To be done.
Lift every line from the entries that includes the word "JSON".

Given information.
------------------------------------------------
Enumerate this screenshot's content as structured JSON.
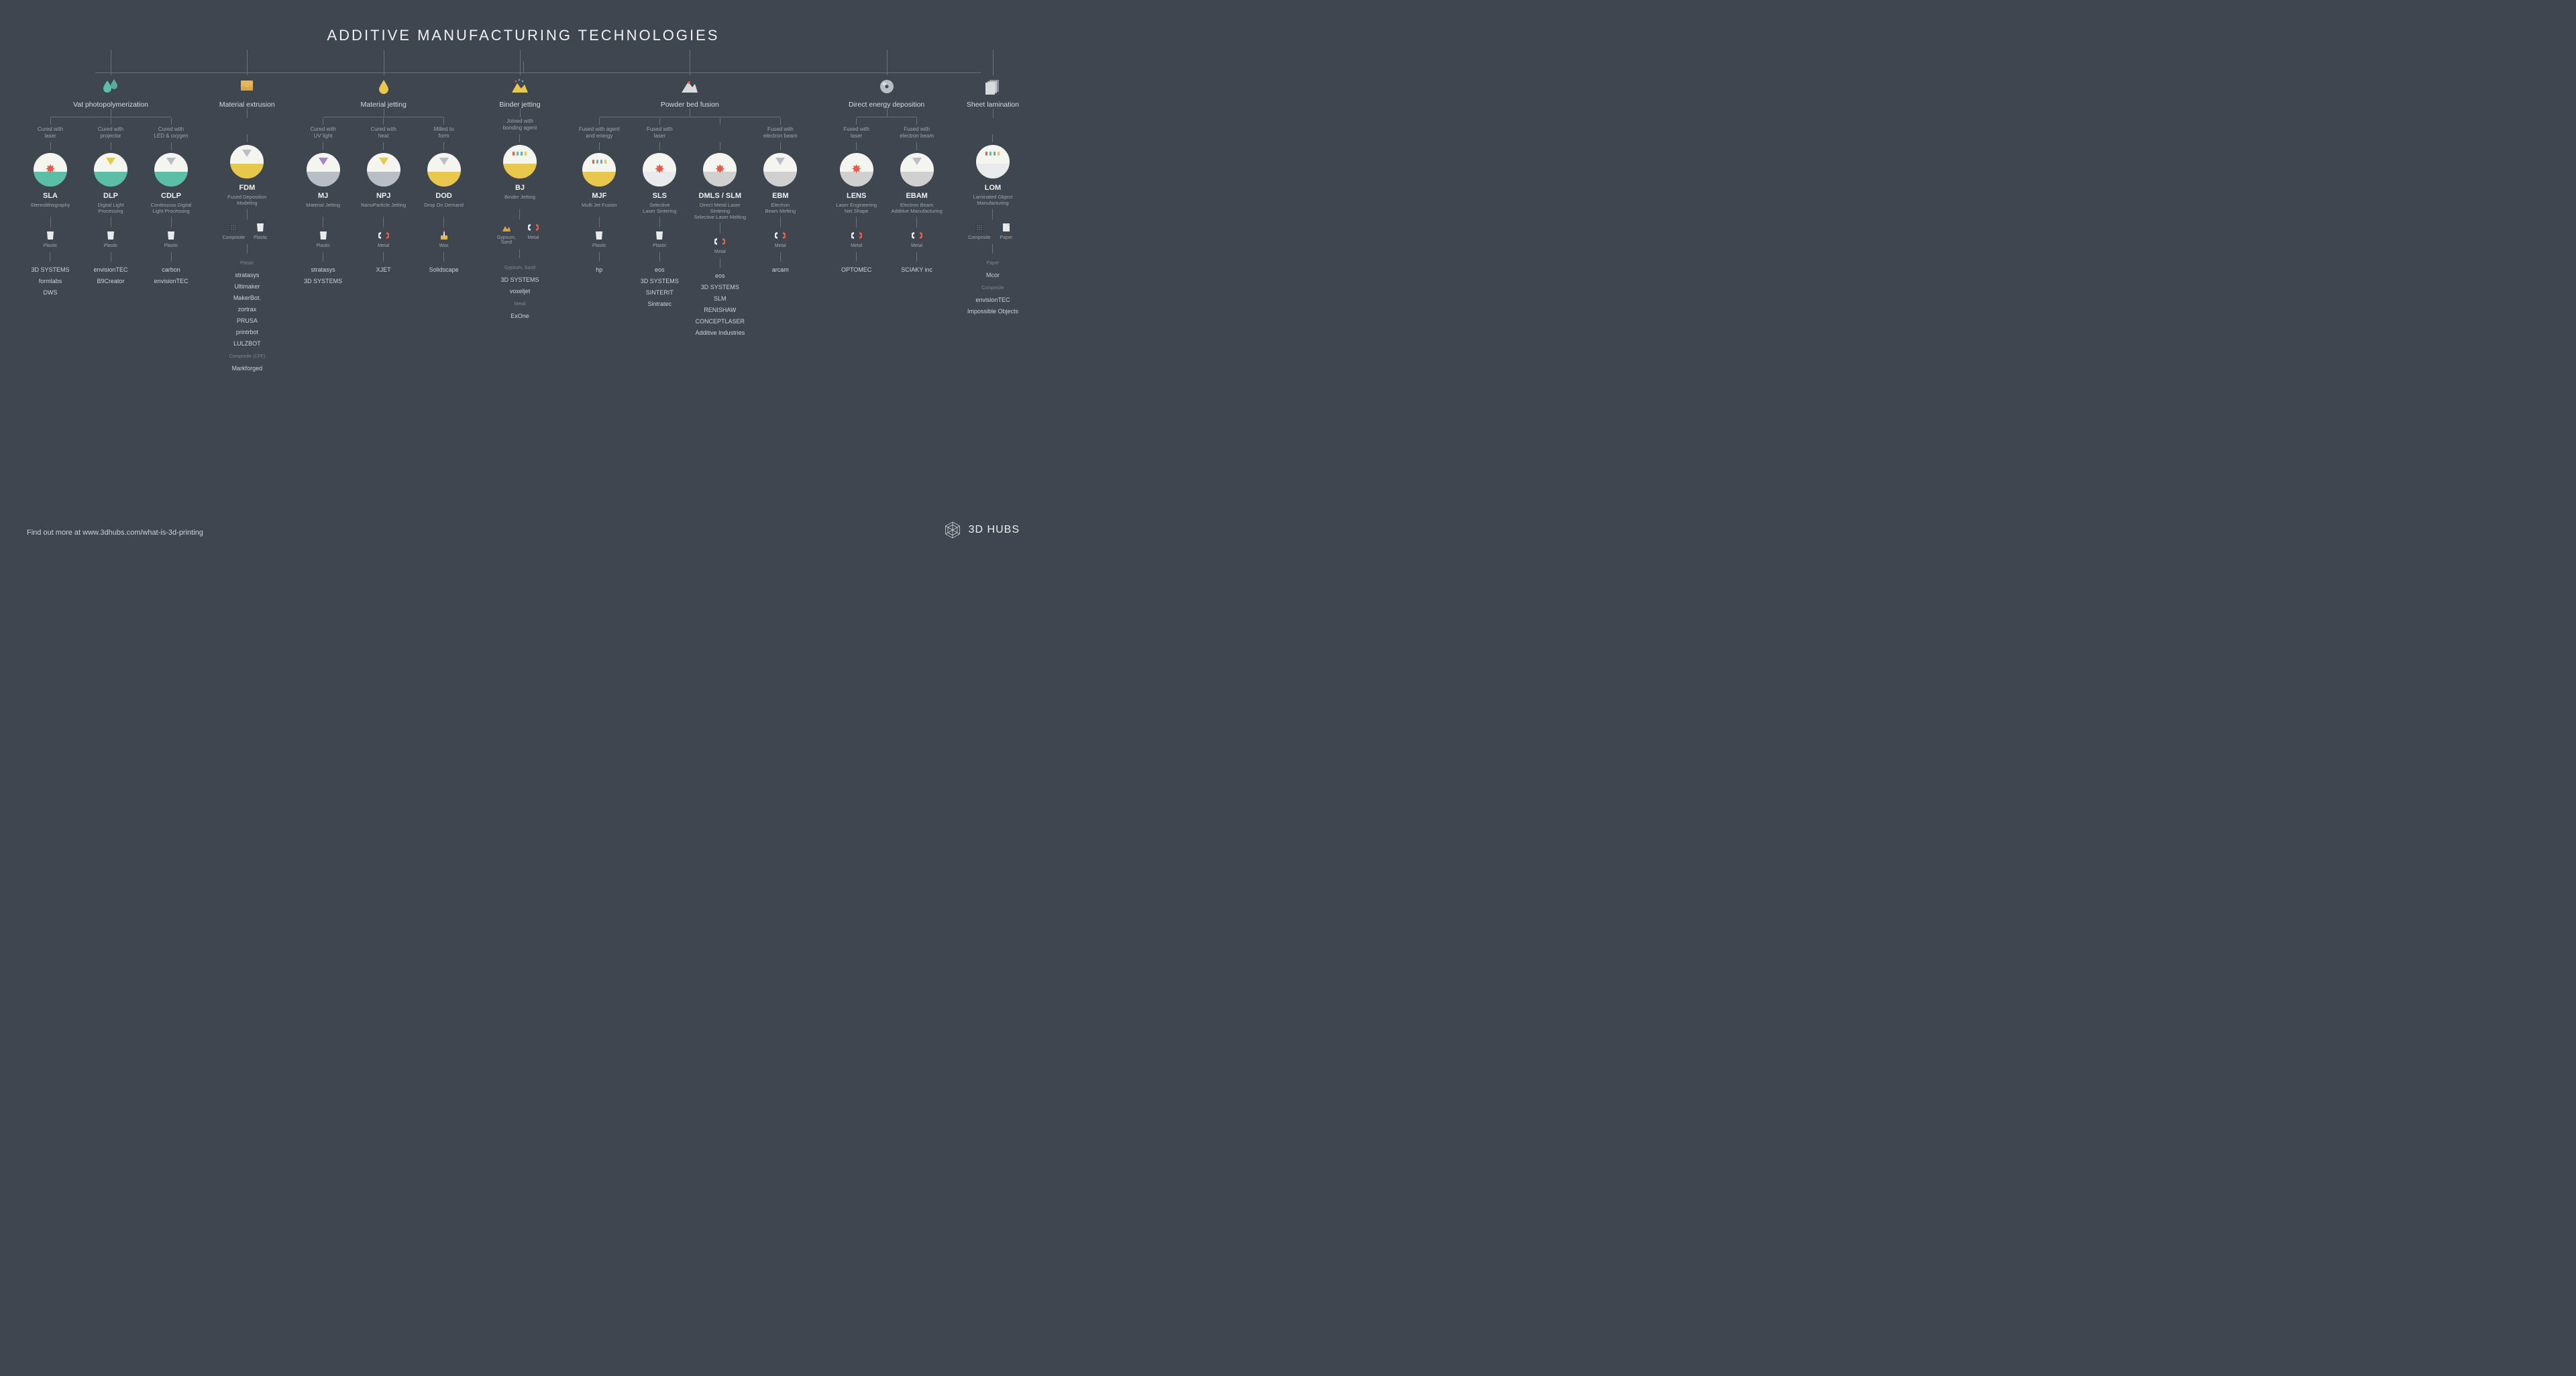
{
  "title": "ADDITIVE MANUFACTURING TECHNOLOGIES",
  "footer_text": "Find out more at www.3dhubs.com/what-is-3d-printing",
  "brand": "3D HUBS",
  "colors": {
    "bg": "#3e4650",
    "line": "#6a7179",
    "text": "#e8e8e8",
    "muted": "#9fa5ab",
    "circle_bg": "#f5f5f0",
    "icon_teal": "#5abfa5",
    "icon_orange": "#e8b657",
    "icon_blue": "#6aa3c7",
    "icon_yellow": "#e8c74a",
    "icon_red": "#e85a4a",
    "icon_gray": "#b8bec4",
    "icon_purple": "#a584c7"
  },
  "categories": [
    {
      "key": "vat",
      "label": "Vat photopolymerization",
      "icon": "drops",
      "icon_color": "#5abfa5",
      "subs": [
        {
          "method": "Cured with\nlaser",
          "acronym": "SLA",
          "fullname": "Stereolithography",
          "circle": {
            "liquid": "#5abfa5",
            "effect": "star",
            "effect_color": "#e85a4a"
          },
          "materials": [
            {
              "kind": "plastic",
              "label": "Plastic"
            }
          ],
          "vendors": [
            "3D SYSTEMS",
            "formlabs",
            "DWS"
          ]
        },
        {
          "method": "Cured with\nprojector",
          "acronym": "DLP",
          "fullname": "Digital Light\nProcessing",
          "circle": {
            "liquid": "#5abfa5",
            "nozzle": "#e8c74a"
          },
          "materials": [
            {
              "kind": "plastic",
              "label": "Plastic"
            }
          ],
          "vendors": [
            "envisionTEC",
            "B9Creator"
          ]
        },
        {
          "method": "Cured with\nLED & oxygen",
          "acronym": "CDLP",
          "fullname": "Continuous Digital\nLight Processing",
          "circle": {
            "liquid": "#5abfa5",
            "nozzle": "#b8bec4"
          },
          "materials": [
            {
              "kind": "plastic",
              "label": "Plastic"
            }
          ],
          "vendors": [
            "carbon",
            "envisionTEC"
          ]
        }
      ]
    },
    {
      "key": "ext",
      "label": "Material extrusion",
      "icon": "extruder",
      "icon_color": "#e8b657",
      "subs": [
        {
          "method": "",
          "acronym": "FDM",
          "fullname": "Fused Deposition\nModeling",
          "circle": {
            "liquid": "#e8c74a",
            "nozzle": "#b8bec4"
          },
          "materials": [
            {
              "kind": "composite",
              "label": "Composite"
            },
            {
              "kind": "plastic",
              "label": "Plastic"
            }
          ],
          "vendor_groups": [
            {
              "cat": "Plastic",
              "items": [
                "stratasys",
                "Ultimaker",
                "MakerBot.",
                "zortrax",
                "PRUSA",
                "printrbot",
                "LULZBOT"
              ]
            },
            {
              "cat": "Composite (CFF)",
              "items": [
                "Markforged"
              ]
            }
          ]
        }
      ]
    },
    {
      "key": "mj",
      "label": "Material jetting",
      "icon": "drop",
      "icon_color": "#e8c74a",
      "subs": [
        {
          "method": "Cured with\nUV light",
          "acronym": "MJ",
          "fullname": "Material Jetting",
          "circle": {
            "liquid": "#b8bec4",
            "nozzle": "#a584c7"
          },
          "materials": [
            {
              "kind": "plastic",
              "label": "Plastic"
            }
          ],
          "vendors": [
            "stratasys",
            "3D SYSTEMS"
          ]
        },
        {
          "method": "Cured with\nheat",
          "acronym": "NPJ",
          "fullname": "NanoParticle Jetting",
          "circle": {
            "liquid": "#b8bec4",
            "nozzle": "#e8c74a"
          },
          "materials": [
            {
              "kind": "metal",
              "label": "Metal"
            }
          ],
          "vendors": [
            "XJET"
          ]
        },
        {
          "method": "Milled to\nform",
          "acronym": "DOD",
          "fullname": "Drop On Demand",
          "circle": {
            "liquid": "#e8c74a",
            "nozzle": "#b8bec4"
          },
          "materials": [
            {
              "kind": "wax",
              "label": "Wax"
            }
          ],
          "vendors": [
            "Solidscape"
          ]
        }
      ]
    },
    {
      "key": "bj",
      "label": "Binder jetting",
      "icon": "pile",
      "icon_color": "#e8c74a",
      "subs": [
        {
          "method": "Joined with\nbonding agent",
          "acronym": "BJ",
          "fullname": "Binder Jetting",
          "circle": {
            "liquid": "#e8c74a",
            "multi": true
          },
          "materials": [
            {
              "kind": "sand",
              "label": "Gypsum,\nSand"
            },
            {
              "kind": "metal",
              "label": "Metal"
            }
          ],
          "vendor_groups": [
            {
              "cat": "Gypsum, Sand",
              "items": [
                "3D SYSTEMS",
                "voxeljet"
              ]
            },
            {
              "cat": "Metal",
              "items": [
                "ExOne"
              ]
            }
          ]
        }
      ]
    },
    {
      "key": "pbf",
      "label": "Powder bed fusion",
      "icon": "mountain",
      "icon_color": "#d8dadc",
      "subs": [
        {
          "method": "Fused with agent\nand energy",
          "acronym": "MJF",
          "fullname": "Multi Jet Fusion",
          "circle": {
            "liquid": "#e8c74a",
            "multi": true
          },
          "materials": [
            {
              "kind": "plastic",
              "label": "Plastic"
            }
          ],
          "vendors": [
            "hp"
          ]
        },
        {
          "method": "Fused with\nlaser",
          "acronym": "SLS",
          "fullname": "Selective\nLaser Sintering",
          "circle": {
            "liquid": "#e8eaec",
            "effect": "star",
            "effect_color": "#e85a4a"
          },
          "materials": [
            {
              "kind": "plastic",
              "label": "Plastic"
            }
          ],
          "vendors": [
            "eos",
            "3D SYSTEMS",
            "SINTERIT",
            "Sintratec"
          ]
        },
        {
          "method": "",
          "acronym": "DMLS / SLM",
          "fullname": "Direct Metal Laser Sintering\nSelective Laser Melting",
          "circle": {
            "liquid": "#d0d0d0",
            "effect": "star",
            "effect_color": "#e85a4a"
          },
          "materials": [
            {
              "kind": "metal",
              "label": "Metal"
            }
          ],
          "vendors": [
            "eos",
            "3D SYSTEMS",
            "SLM",
            "RENISHAW",
            "CONCEPTLASER",
            "Additive Industries"
          ],
          "parent": "Fused with\nlaser"
        },
        {
          "method": "Fused with\nelectron beam",
          "acronym": "EBM",
          "fullname": "Electron\nBeam Melting",
          "circle": {
            "liquid": "#d0d0d0",
            "nozzle": "#b8bec4"
          },
          "materials": [
            {
              "kind": "metal",
              "label": "Metal"
            }
          ],
          "vendors": [
            "arcam"
          ]
        }
      ]
    },
    {
      "key": "ded",
      "label": "Direct energy deposition",
      "icon": "disc",
      "icon_color": "#b8bec4",
      "subs": [
        {
          "method": "Fused with\nlaser",
          "acronym": "LENS",
          "fullname": "Laser Engineering\nNet Shape",
          "circle": {
            "liquid": "#d0d0d0",
            "effect": "star",
            "effect_color": "#e85a4a"
          },
          "materials": [
            {
              "kind": "metal",
              "label": "Metal"
            }
          ],
          "vendors": [
            "OPTOMEC"
          ]
        },
        {
          "method": "Fused with\nelectron beam",
          "acronym": "EBAM",
          "fullname": "Electron Beam\nAdditive Manufacturing",
          "circle": {
            "liquid": "#d0d0d0",
            "nozzle": "#b8bec4"
          },
          "materials": [
            {
              "kind": "metal",
              "label": "Metal"
            }
          ],
          "vendors": [
            "SCIAKY inc"
          ]
        }
      ]
    },
    {
      "key": "sl",
      "label": "Sheet lamination",
      "icon": "sheets",
      "icon_color": "#d8dadc",
      "subs": [
        {
          "method": "",
          "no_method_row": true,
          "acronym": "LOM",
          "fullname": "Laminated Object\nManufacturing",
          "circle": {
            "liquid": "#e8eaec",
            "multi": true
          },
          "materials": [
            {
              "kind": "composite",
              "label": "Composite"
            },
            {
              "kind": "paper",
              "label": "Paper"
            }
          ],
          "vendor_groups": [
            {
              "cat": "Paper",
              "items": [
                "Mcor"
              ]
            },
            {
              "cat": "Composite",
              "items": [
                "envisionTEC",
                "Impossible Objects"
              ]
            }
          ]
        }
      ]
    }
  ]
}
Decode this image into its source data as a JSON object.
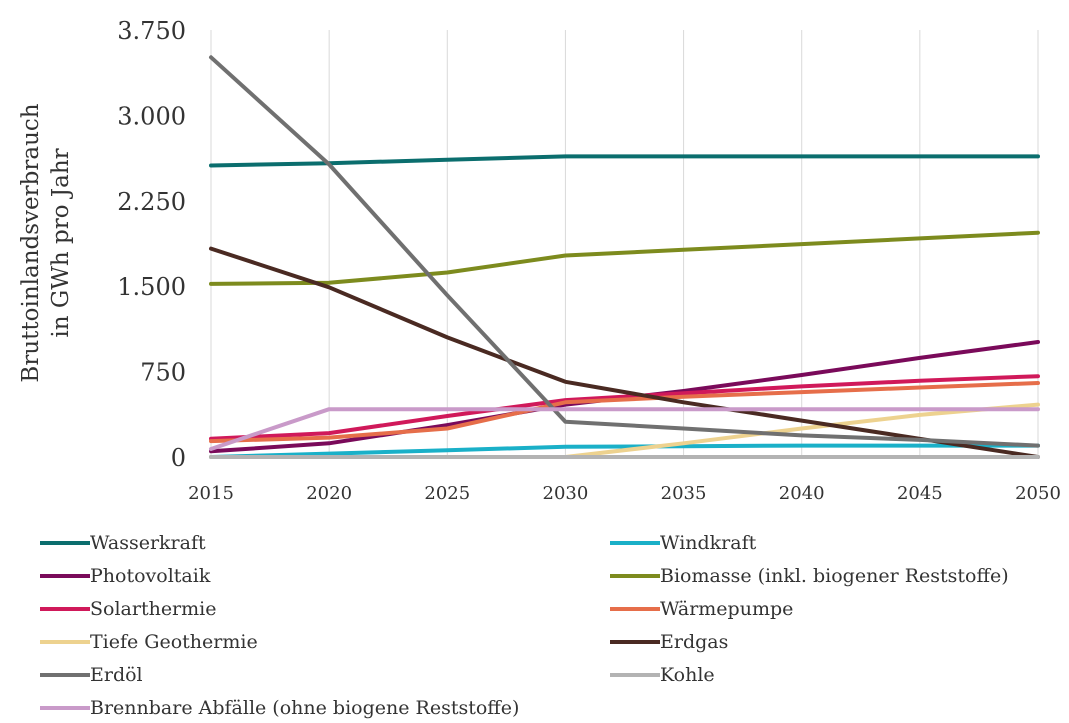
------------------------------------------------
Final result.
Enumerate this screenshot's content as structured JSON.
Decode this image into its source data as a JSON object.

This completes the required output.